#### [Task details]
Show every line in the records below that contains the word "Transfer".

[Stored entries]

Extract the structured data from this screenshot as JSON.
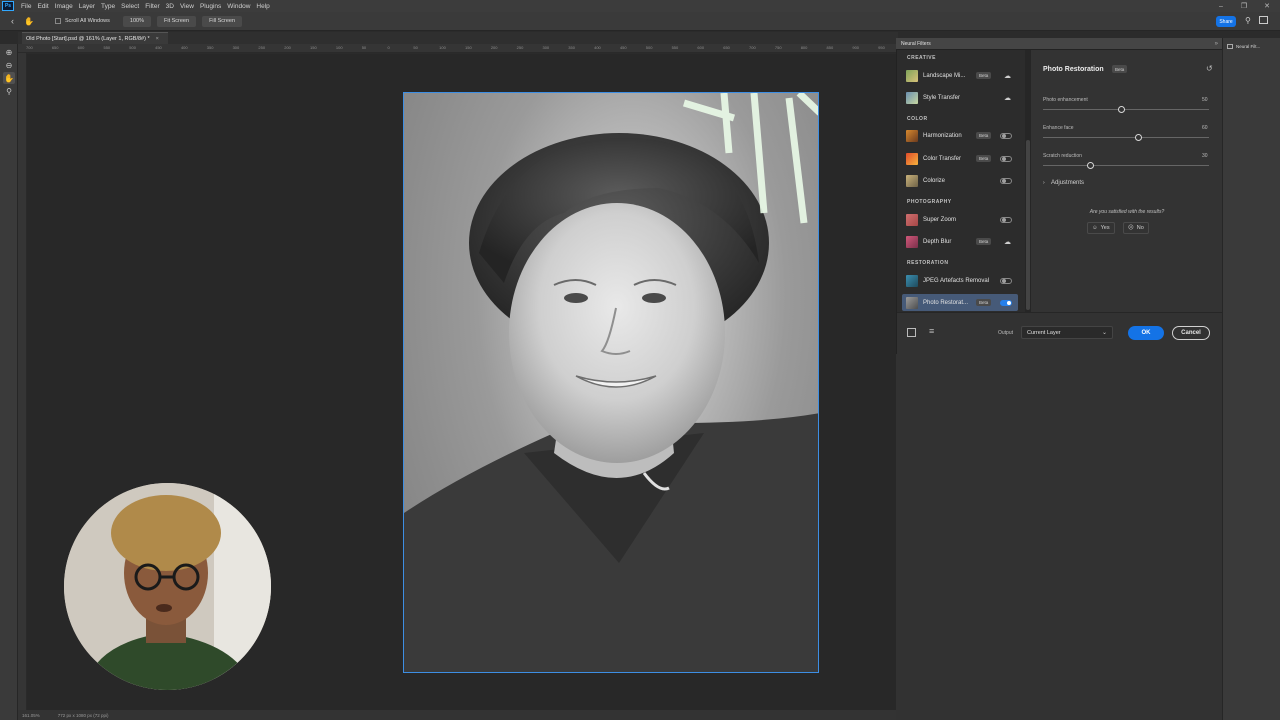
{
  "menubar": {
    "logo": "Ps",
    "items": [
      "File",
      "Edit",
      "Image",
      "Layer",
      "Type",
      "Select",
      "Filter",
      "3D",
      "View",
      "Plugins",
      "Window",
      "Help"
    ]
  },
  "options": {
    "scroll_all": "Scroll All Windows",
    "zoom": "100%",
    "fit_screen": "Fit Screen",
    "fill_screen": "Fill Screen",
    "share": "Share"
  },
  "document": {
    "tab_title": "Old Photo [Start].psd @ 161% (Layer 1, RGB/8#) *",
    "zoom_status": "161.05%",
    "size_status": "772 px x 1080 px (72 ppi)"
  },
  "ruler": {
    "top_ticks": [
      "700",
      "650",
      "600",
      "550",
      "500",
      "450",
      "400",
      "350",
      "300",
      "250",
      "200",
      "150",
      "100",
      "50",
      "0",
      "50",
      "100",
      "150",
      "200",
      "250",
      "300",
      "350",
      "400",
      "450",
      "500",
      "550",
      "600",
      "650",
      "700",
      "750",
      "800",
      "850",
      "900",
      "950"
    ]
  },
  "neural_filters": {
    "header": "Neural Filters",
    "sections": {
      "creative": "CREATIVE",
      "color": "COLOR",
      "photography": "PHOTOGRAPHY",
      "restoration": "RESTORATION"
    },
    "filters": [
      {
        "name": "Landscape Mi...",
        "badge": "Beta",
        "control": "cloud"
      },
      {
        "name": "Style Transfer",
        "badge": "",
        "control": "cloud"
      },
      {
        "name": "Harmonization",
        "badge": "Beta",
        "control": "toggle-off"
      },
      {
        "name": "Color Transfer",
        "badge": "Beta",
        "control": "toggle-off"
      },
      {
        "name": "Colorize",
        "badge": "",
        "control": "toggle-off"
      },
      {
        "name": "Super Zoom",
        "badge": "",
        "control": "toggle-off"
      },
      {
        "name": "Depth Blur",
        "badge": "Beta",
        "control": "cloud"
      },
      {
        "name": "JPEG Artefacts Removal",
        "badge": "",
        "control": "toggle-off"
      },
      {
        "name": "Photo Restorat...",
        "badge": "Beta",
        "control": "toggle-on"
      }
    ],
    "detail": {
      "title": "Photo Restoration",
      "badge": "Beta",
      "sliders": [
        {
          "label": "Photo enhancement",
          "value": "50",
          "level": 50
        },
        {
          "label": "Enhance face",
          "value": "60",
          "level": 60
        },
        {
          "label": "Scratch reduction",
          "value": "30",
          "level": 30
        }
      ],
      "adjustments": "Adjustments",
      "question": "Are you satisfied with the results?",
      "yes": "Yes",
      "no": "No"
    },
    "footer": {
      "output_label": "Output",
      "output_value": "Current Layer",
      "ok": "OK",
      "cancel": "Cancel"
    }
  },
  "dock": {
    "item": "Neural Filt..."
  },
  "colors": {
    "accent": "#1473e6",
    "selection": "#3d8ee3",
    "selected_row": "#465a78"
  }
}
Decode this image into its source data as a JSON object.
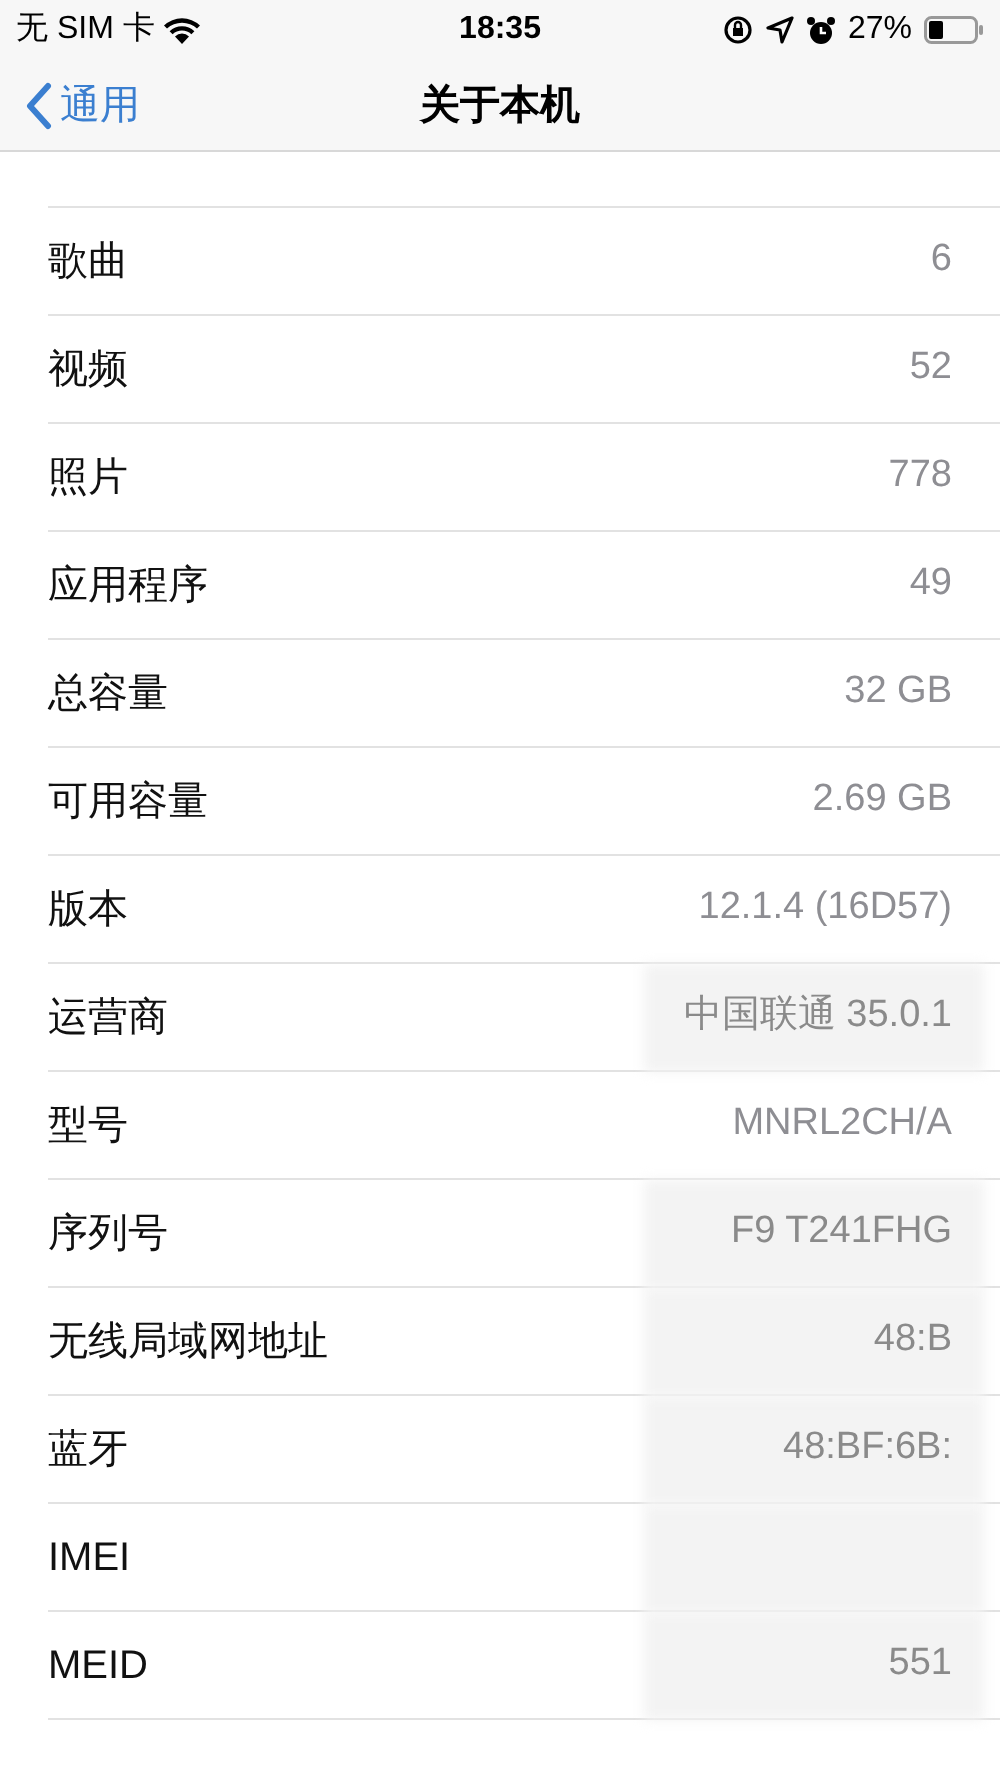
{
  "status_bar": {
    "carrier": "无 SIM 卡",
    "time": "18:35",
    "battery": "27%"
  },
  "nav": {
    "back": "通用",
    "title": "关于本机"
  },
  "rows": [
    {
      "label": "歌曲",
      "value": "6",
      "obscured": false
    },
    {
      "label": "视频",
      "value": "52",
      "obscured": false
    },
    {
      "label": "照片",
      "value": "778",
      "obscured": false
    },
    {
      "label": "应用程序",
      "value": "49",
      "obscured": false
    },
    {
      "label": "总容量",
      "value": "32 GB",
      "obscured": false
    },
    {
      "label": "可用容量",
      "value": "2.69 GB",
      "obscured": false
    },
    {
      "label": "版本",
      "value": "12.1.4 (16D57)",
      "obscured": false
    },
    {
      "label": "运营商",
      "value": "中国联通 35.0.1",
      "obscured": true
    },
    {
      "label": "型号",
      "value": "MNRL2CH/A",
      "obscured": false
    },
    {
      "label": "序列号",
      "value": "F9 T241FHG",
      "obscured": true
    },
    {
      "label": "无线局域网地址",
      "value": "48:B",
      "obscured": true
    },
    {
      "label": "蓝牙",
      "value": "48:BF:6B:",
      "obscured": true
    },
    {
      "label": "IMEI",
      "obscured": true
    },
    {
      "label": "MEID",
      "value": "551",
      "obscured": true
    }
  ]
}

#### [Response]
        "name": "Style Transfer",
        "name": "Color Transfer",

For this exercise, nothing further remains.